**TASK DETAILS**
Find every line with the word "JSON". Copy those lines.

**THE DATA**
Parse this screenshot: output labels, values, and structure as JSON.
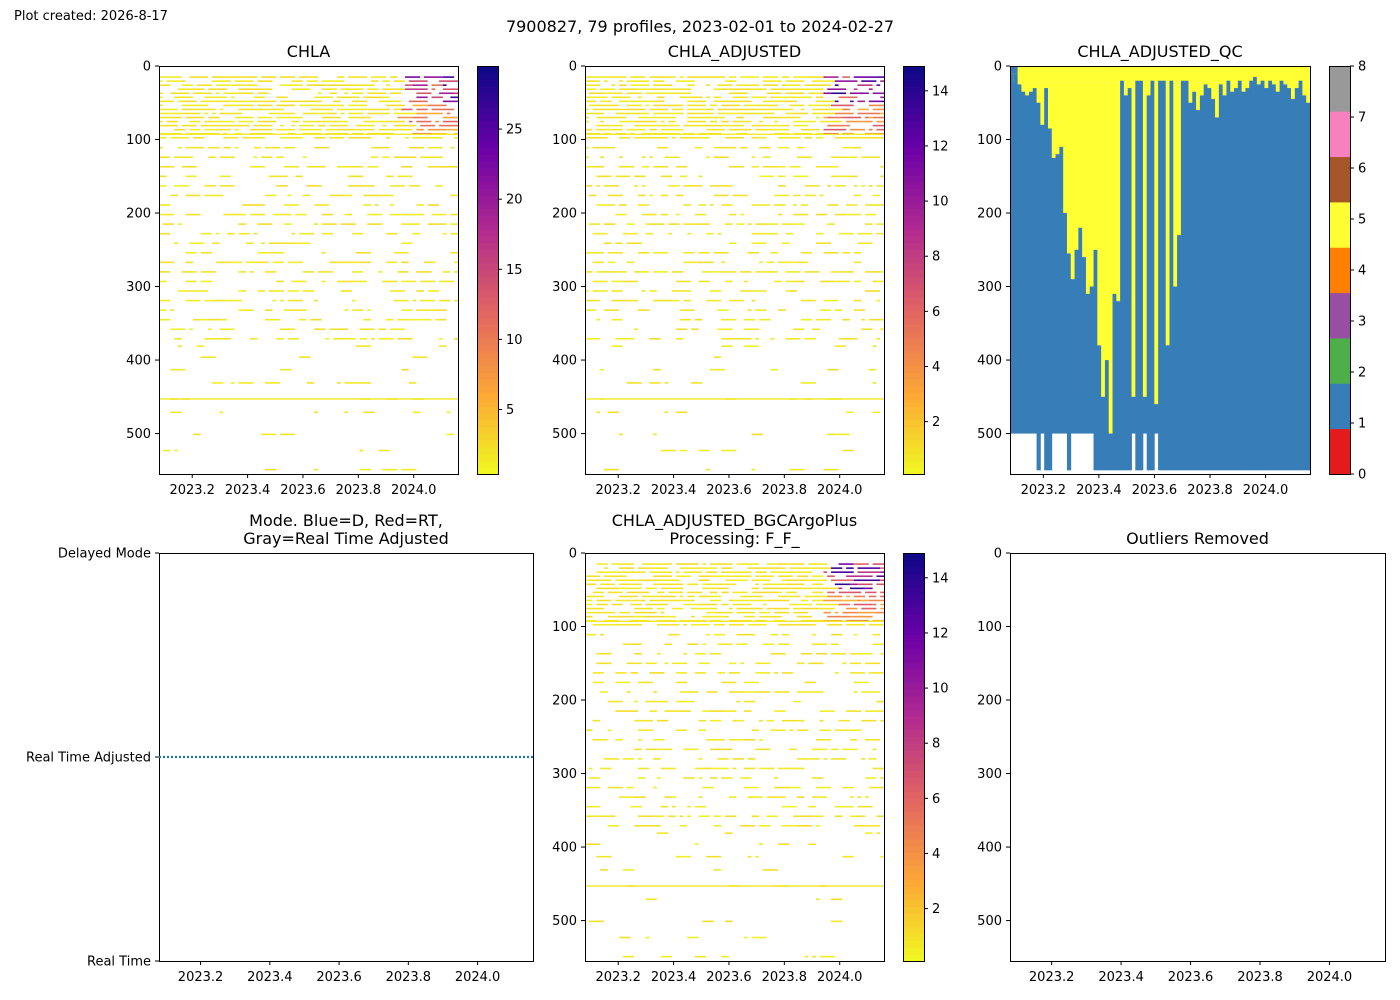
{
  "created_label": "Plot created: 2026-8-17",
  "suptitle": "7900827, 79 profiles, 2023-02-01 to 2024-02-27",
  "colors": {
    "qc": [
      "#e41a1c",
      "#377eb8",
      "#4daf4a",
      "#984ea3",
      "#ff7f00",
      "#ffff33",
      "#a65628",
      "#f781bf",
      "#999999"
    ],
    "plasma_stops": [
      "#f0f921",
      "#fca636",
      "#e16462",
      "#b12a90",
      "#6a00a8",
      "#0d0887"
    ],
    "mode_line": "#1f77b4"
  },
  "chart_data": [
    {
      "id": "chla",
      "type": "heatmap",
      "title": "CHLA",
      "xlim": [
        2023.08,
        2024.16
      ],
      "ylim": [
        555,
        0
      ],
      "y_inverted": true,
      "xticks": [
        "2023.2",
        "2023.4",
        "2023.6",
        "2023.8",
        "2024.0"
      ],
      "yticks": [
        "0",
        "100",
        "200",
        "300",
        "400",
        "500"
      ],
      "colorbar": {
        "range": [
          0.4,
          29.5
        ],
        "ticks": [
          "5",
          "10",
          "15",
          "20",
          "25"
        ],
        "tick_values": [
          5,
          10,
          15,
          20,
          25
        ],
        "colormap": "plasma_r"
      }
    },
    {
      "id": "chla_adj",
      "type": "heatmap",
      "title": "CHLA_ADJUSTED",
      "xlim": [
        2023.08,
        2024.16
      ],
      "ylim": [
        555,
        0
      ],
      "y_inverted": true,
      "xticks": [
        "2023.2",
        "2023.4",
        "2023.6",
        "2023.8",
        "2024.0"
      ],
      "yticks": [
        "0",
        "100",
        "200",
        "300",
        "400",
        "500"
      ],
      "colorbar": {
        "range": [
          0.1,
          14.9
        ],
        "ticks": [
          "2",
          "4",
          "6",
          "8",
          "10",
          "12",
          "14"
        ],
        "tick_values": [
          2,
          4,
          6,
          8,
          10,
          12,
          14
        ],
        "colormap": "plasma_r"
      }
    },
    {
      "id": "chla_adj_qc",
      "type": "heatmap",
      "title": "CHLA_ADJUSTED_QC",
      "xlim": [
        2023.08,
        2024.16
      ],
      "ylim": [
        555,
        0
      ],
      "y_inverted": true,
      "xticks": [
        "2023.2",
        "2023.4",
        "2023.6",
        "2023.8",
        "2024.0"
      ],
      "yticks": [
        "0",
        "100",
        "200",
        "300",
        "400",
        "500"
      ],
      "colorbar": {
        "range": [
          0,
          8
        ],
        "ticks": [
          "0",
          "1",
          "2",
          "3",
          "4",
          "5",
          "6",
          "7",
          "8"
        ],
        "tick_values": [
          0,
          1,
          2,
          3,
          4,
          5,
          6,
          7,
          8
        ],
        "colormap": "qc"
      }
    },
    {
      "id": "mode",
      "type": "line",
      "title_lines": [
        "Mode. Blue=D, Red=RT,",
        "Gray=Real Time Adjusted"
      ],
      "xlim": [
        2023.08,
        2024.16
      ],
      "xticks": [
        "2023.2",
        "2023.4",
        "2023.6",
        "2023.8",
        "2024.0"
      ],
      "ycategories": [
        "Delayed Mode",
        "Real Time Adjusted",
        "Real Time"
      ],
      "series": [
        {
          "level": "Real Time Adjusted",
          "style": "dotted"
        }
      ]
    },
    {
      "id": "bgc_plus",
      "type": "heatmap",
      "title_lines": [
        "CHLA_ADJUSTED_BGCArgoPlus",
        "Processing: F_F_"
      ],
      "xlim": [
        2023.08,
        2024.16
      ],
      "ylim": [
        555,
        0
      ],
      "y_inverted": true,
      "xticks": [
        "2023.2",
        "2023.4",
        "2023.6",
        "2023.8",
        "2024.0"
      ],
      "yticks": [
        "0",
        "100",
        "200",
        "300",
        "400",
        "500"
      ],
      "colorbar": {
        "range": [
          0.1,
          14.9
        ],
        "ticks": [
          "2",
          "4",
          "6",
          "8",
          "10",
          "12",
          "14"
        ],
        "tick_values": [
          2,
          4,
          6,
          8,
          10,
          12,
          14
        ],
        "colormap": "plasma_r"
      }
    },
    {
      "id": "outliers",
      "type": "scatter",
      "title": "Outliers Removed",
      "xlim": [
        2023.08,
        2024.16
      ],
      "ylim": [
        555,
        0
      ],
      "y_inverted": true,
      "xticks": [
        "2023.2",
        "2023.4",
        "2023.6",
        "2023.8",
        "2024.0"
      ],
      "yticks": [
        "0",
        "100",
        "200",
        "300",
        "400",
        "500"
      ]
    }
  ]
}
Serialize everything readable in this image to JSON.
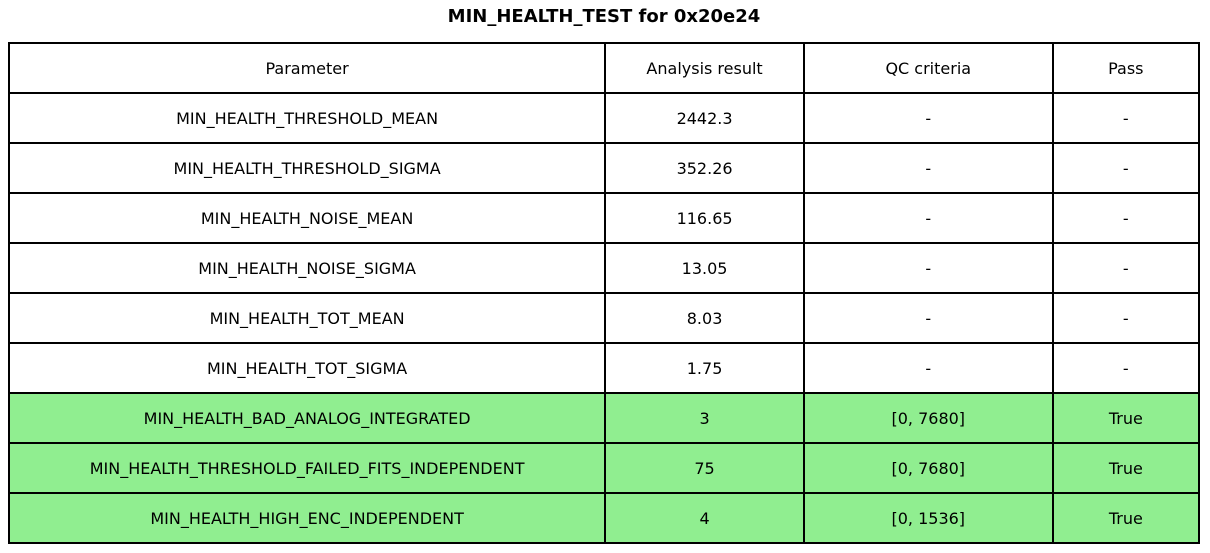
{
  "title": "MIN_HEALTH_TEST for 0x20e24",
  "table": {
    "columns": {
      "parameter": "Parameter",
      "result": "Analysis result",
      "qc": "QC criteria",
      "pass": "Pass"
    },
    "rows": [
      {
        "parameter": "MIN_HEALTH_THRESHOLD_MEAN",
        "result": "2442.3",
        "qc": "-",
        "pass": "-",
        "highlight": false
      },
      {
        "parameter": "MIN_HEALTH_THRESHOLD_SIGMA",
        "result": "352.26",
        "qc": "-",
        "pass": "-",
        "highlight": false
      },
      {
        "parameter": "MIN_HEALTH_NOISE_MEAN",
        "result": "116.65",
        "qc": "-",
        "pass": "-",
        "highlight": false
      },
      {
        "parameter": "MIN_HEALTH_NOISE_SIGMA",
        "result": "13.05",
        "qc": "-",
        "pass": "-",
        "highlight": false
      },
      {
        "parameter": "MIN_HEALTH_TOT_MEAN",
        "result": "8.03",
        "qc": "-",
        "pass": "-",
        "highlight": false
      },
      {
        "parameter": "MIN_HEALTH_TOT_SIGMA",
        "result": "1.75",
        "qc": "-",
        "pass": "-",
        "highlight": false
      },
      {
        "parameter": "MIN_HEALTH_BAD_ANALOG_INTEGRATED",
        "result": "3",
        "qc": "[0, 7680]",
        "pass": "True",
        "highlight": true
      },
      {
        "parameter": "MIN_HEALTH_THRESHOLD_FAILED_FITS_INDEPENDENT",
        "result": "75",
        "qc": "[0, 7680]",
        "pass": "True",
        "highlight": true
      },
      {
        "parameter": "MIN_HEALTH_HIGH_ENC_INDEPENDENT",
        "result": "4",
        "qc": "[0, 1536]",
        "pass": "True",
        "highlight": true
      }
    ]
  },
  "colors": {
    "highlight": "#90EE90",
    "border": "#000000",
    "background": "#ffffff",
    "text": "#000000"
  }
}
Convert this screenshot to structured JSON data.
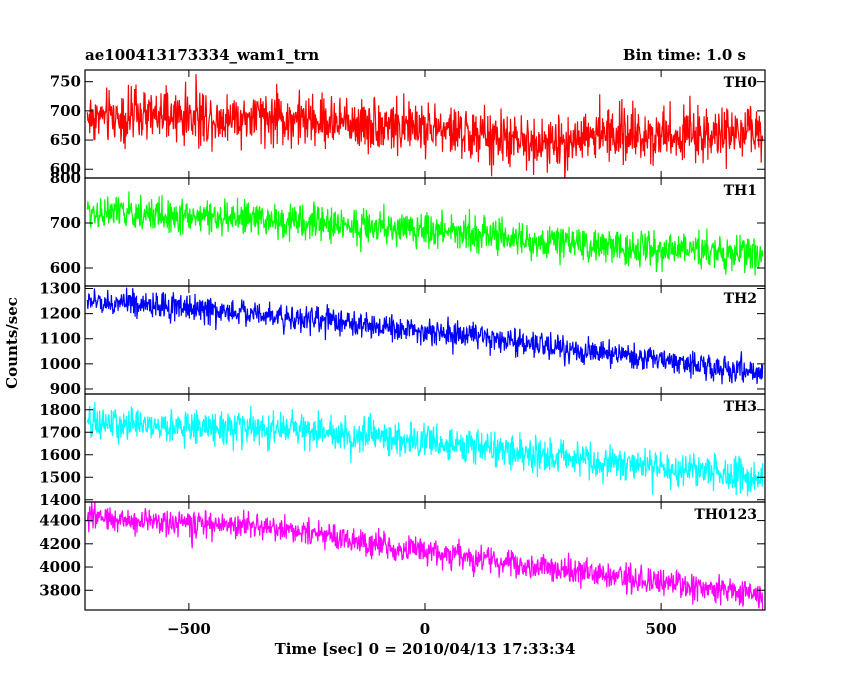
{
  "header": {
    "title": "ae100413173334_wam1_trn",
    "bin_time": "Bin time: 1.0 s"
  },
  "axes": {
    "xlabel": "Time [sec] 0 = 2010/04/13 17:33:34",
    "ylabel": "Counts/sec"
  },
  "chart_data": {
    "type": "line",
    "title": "ae100413173334_wam1_trn",
    "xlabel": "Time [sec] 0 = 2010/04/13 17:33:34",
    "ylabel": "Counts/sec",
    "xlim": [
      -720,
      720
    ],
    "x_ticks": [
      -500,
      0,
      500
    ],
    "x_tick_labels": [
      "−500",
      "0",
      "500"
    ],
    "bin_time_s": 1.0,
    "x_range": [
      -715,
      715
    ],
    "panels": [
      {
        "name": "TH0",
        "color": "#ff0000",
        "ylim": [
          585,
          770
        ],
        "yticks": [
          600,
          650,
          700,
          750
        ],
        "trend": [
          [
            -715,
            690
          ],
          [
            -500,
            690
          ],
          [
            -350,
            688
          ],
          [
            0,
            672
          ],
          [
            250,
            640
          ],
          [
            350,
            660
          ],
          [
            715,
            660
          ]
        ],
        "noise": 33
      },
      {
        "name": "TH1",
        "color": "#00ff00",
        "ylim": [
          560,
          800
        ],
        "yticks": [
          600,
          700,
          800
        ],
        "trend": [
          [
            -715,
            725
          ],
          [
            -400,
            710
          ],
          [
            0,
            685
          ],
          [
            100,
            680
          ],
          [
            200,
            660
          ],
          [
            715,
            630
          ]
        ],
        "noise": 28
      },
      {
        "name": "TH2",
        "color": "#0000ff",
        "ylim": [
          880,
          1310
        ],
        "yticks": [
          900,
          1000,
          1100,
          1200,
          1300
        ],
        "trend": [
          [
            -715,
            1250
          ],
          [
            -400,
            1210
          ],
          [
            0,
            1130
          ],
          [
            300,
            1060
          ],
          [
            715,
            960
          ]
        ],
        "noise": 38
      },
      {
        "name": "TH3",
        "color": "#00ffff",
        "ylim": [
          1390,
          1870
        ],
        "yticks": [
          1400,
          1500,
          1600,
          1700,
          1800
        ],
        "trend": [
          [
            -715,
            1740
          ],
          [
            -300,
            1710
          ],
          [
            0,
            1660
          ],
          [
            400,
            1560
          ],
          [
            715,
            1500
          ]
        ],
        "noise": 55
      },
      {
        "name": "TH0123",
        "color": "#ff00ff",
        "ylim": [
          3630,
          4560
        ],
        "yticks": [
          3800,
          4000,
          4200,
          4400
        ],
        "trend": [
          [
            -715,
            4430
          ],
          [
            -300,
            4330
          ],
          [
            0,
            4130
          ],
          [
            400,
            3920
          ],
          [
            715,
            3760
          ]
        ],
        "noise": 85
      }
    ]
  }
}
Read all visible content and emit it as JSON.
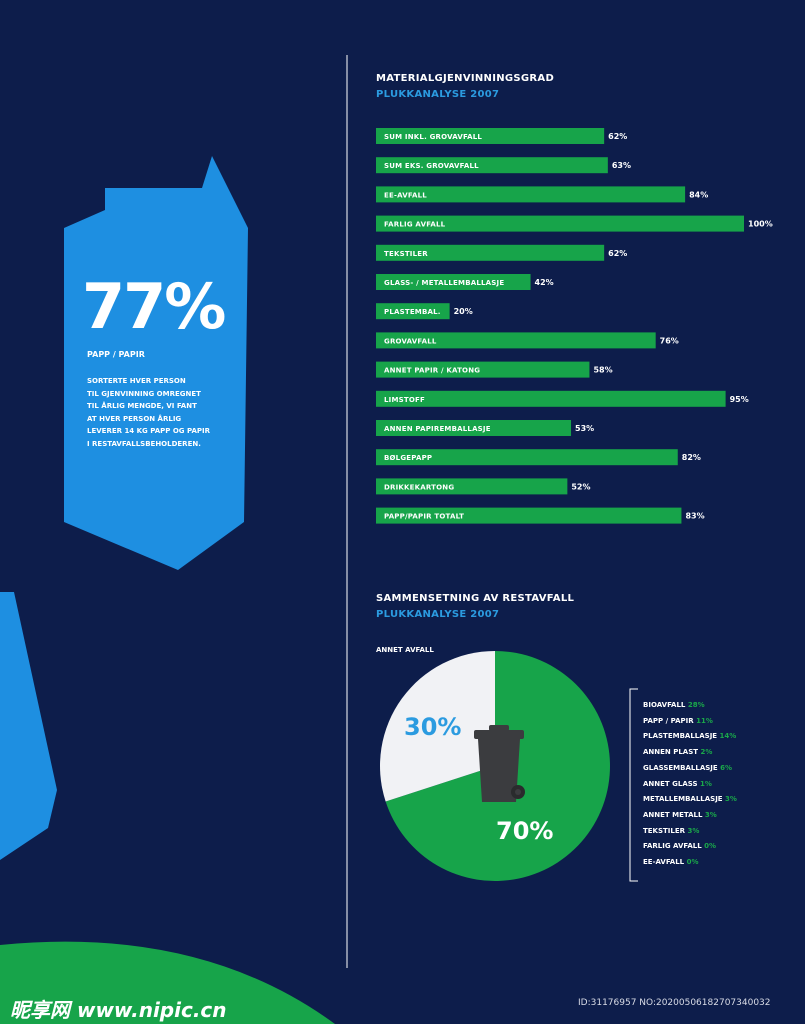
{
  "colors": {
    "background": "#0d1d4b",
    "bar": "#17a44a",
    "carton": "#1e8fe1",
    "pie_main": "#17a44a",
    "pie_other": "#f1f2f5",
    "accent_blue": "#2b9be0",
    "bin": "#3b3c3f"
  },
  "left_panel": {
    "big_percent": "77%",
    "category": "PAPP / PAPIR",
    "description": "SORTERTE HVER PERSON\nTIL GJENVINNING OMREGNET\nTIL ÅRLIG MENGDE, VI FANT\nAT HVER PERSON ÅRLIG\nLEVERER 14 KG PAPP OG PAPIR\nI RESTAVFALLSBEHOLDEREN."
  },
  "chart_data": [
    {
      "type": "bar",
      "title": "MATERIALGJENVINNINGSGRAD",
      "subtitle": "PLUKKANALYSE 2007",
      "categories": [
        "SUM INKL. GROVAVFALL",
        "SUM EKS. GROVAVFALL",
        "EE-AVFALL",
        "FARLIG AVFALL",
        "TEKSTILER",
        "GLASS- / METALLEMBALLASJE",
        "PLASTEMBAL.",
        "GROVAVFALL",
        "ANNET PAPIR / KATONG",
        "LIMSTOFF",
        "ANNEN PAPIREMBALLASJE",
        "BØLGEPAPP",
        "DRIKKEKARTONG",
        "PAPP/PAPIR TOTALT"
      ],
      "values": [
        62,
        63,
        84,
        100,
        62,
        42,
        20,
        76,
        58,
        95,
        53,
        82,
        52,
        83
      ],
      "value_labels": [
        "62%",
        "63%",
        "84%",
        "100%",
        "62%",
        "42%",
        "20%",
        "76%",
        "58%",
        "95%",
        "53%",
        "82%",
        "52%",
        "83%"
      ],
      "ylim": [
        0,
        100
      ]
    },
    {
      "type": "pie",
      "title": "SAMMENSETNING AV RESTAVFALL",
      "subtitle": "PLUKKANALYSE 2007",
      "annotation": "ANNET AVFALL",
      "slices": [
        {
          "label": "",
          "value": 70,
          "text": "70%"
        },
        {
          "label": "ANNET AVFALL",
          "value": 30,
          "text": "30%"
        }
      ],
      "breakdown": [
        {
          "label": "BIOAVFALL",
          "value": "28%"
        },
        {
          "label": "PAPP / PAPIR",
          "value": "11%"
        },
        {
          "label": "PLASTEMBALLASJE",
          "value": "14%"
        },
        {
          "label": "ANNEN PLAST",
          "value": "2%"
        },
        {
          "label": "GLASSEMBALLASJE",
          "value": "6%"
        },
        {
          "label": "ANNET GLASS",
          "value": "1%"
        },
        {
          "label": "METALLEMBALLASJE",
          "value": "3%"
        },
        {
          "label": "ANNET METALL",
          "value": "3%"
        },
        {
          "label": "TEKSTILER",
          "value": "3%"
        },
        {
          "label": "FARLIG AVFALL",
          "value": "0%"
        },
        {
          "label": "EE-AVFALL",
          "value": "0%"
        }
      ]
    }
  ],
  "footer": {
    "watermark": "昵享网 www.nipic.cn",
    "id_text": "ID:31176957 NO:20200506182707340032"
  }
}
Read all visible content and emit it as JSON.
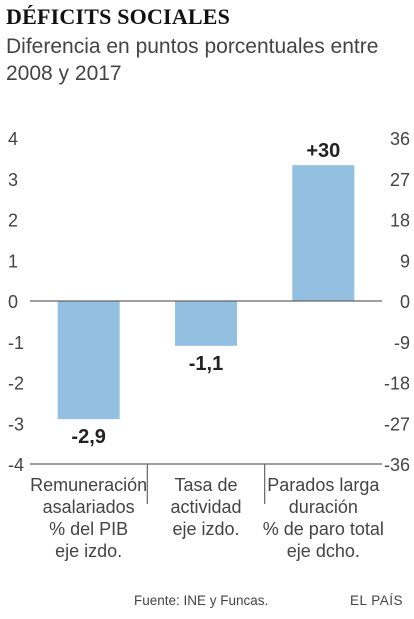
{
  "header": {
    "title": "DÉFICITS SOCIALES",
    "subtitle": "Diferencia en puntos porcentuales entre 2008 y 2017"
  },
  "footer": {
    "source": "Fuente: INE y Funcas.",
    "brand": "EL PAÍS"
  },
  "colors": {
    "bar": "#93bfe0",
    "axis": "#666666",
    "text": "#333333"
  },
  "chart_data": {
    "type": "bar",
    "categories": [
      [
        "Remuneración",
        "asalariados",
        "% del PIB",
        "eje izdo."
      ],
      [
        "Tasa de",
        "actividad",
        "eje izdo."
      ],
      [
        "Parados larga",
        "duración",
        "% de paro total",
        "eje dcho."
      ]
    ],
    "values": [
      -2.9,
      -1.1,
      30
    ],
    "value_labels": [
      "-2,9",
      "-1,1",
      "+30"
    ],
    "axis_for_bar": [
      "left",
      "left",
      "right"
    ],
    "left_axis": {
      "ylim": [
        -4,
        4
      ],
      "ticks": [
        4,
        3,
        2,
        1,
        0,
        -1,
        -2,
        -3,
        -4
      ],
      "tick_labels": [
        "4",
        "3",
        "2",
        "1",
        "0",
        "-1",
        "-2",
        "-3",
        "-4"
      ]
    },
    "right_axis": {
      "ylim": [
        -36,
        36
      ],
      "ticks": [
        36,
        27,
        18,
        9,
        0,
        -9,
        -18,
        -27,
        -36
      ],
      "tick_labels": [
        "36",
        "27",
        "18",
        "9",
        "0",
        "-9",
        "-18",
        "-27",
        "-36"
      ]
    },
    "grid": false
  }
}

**OUTPUT FOR THIS TASK**
Parse this screenshot: output labels, values, and structure as JSON.
Serialize everything readable in this image to JSON.
Convert this screenshot to structured JSON data.
Read all visible content and emit it as JSON.
Read all visible content and emit it as JSON.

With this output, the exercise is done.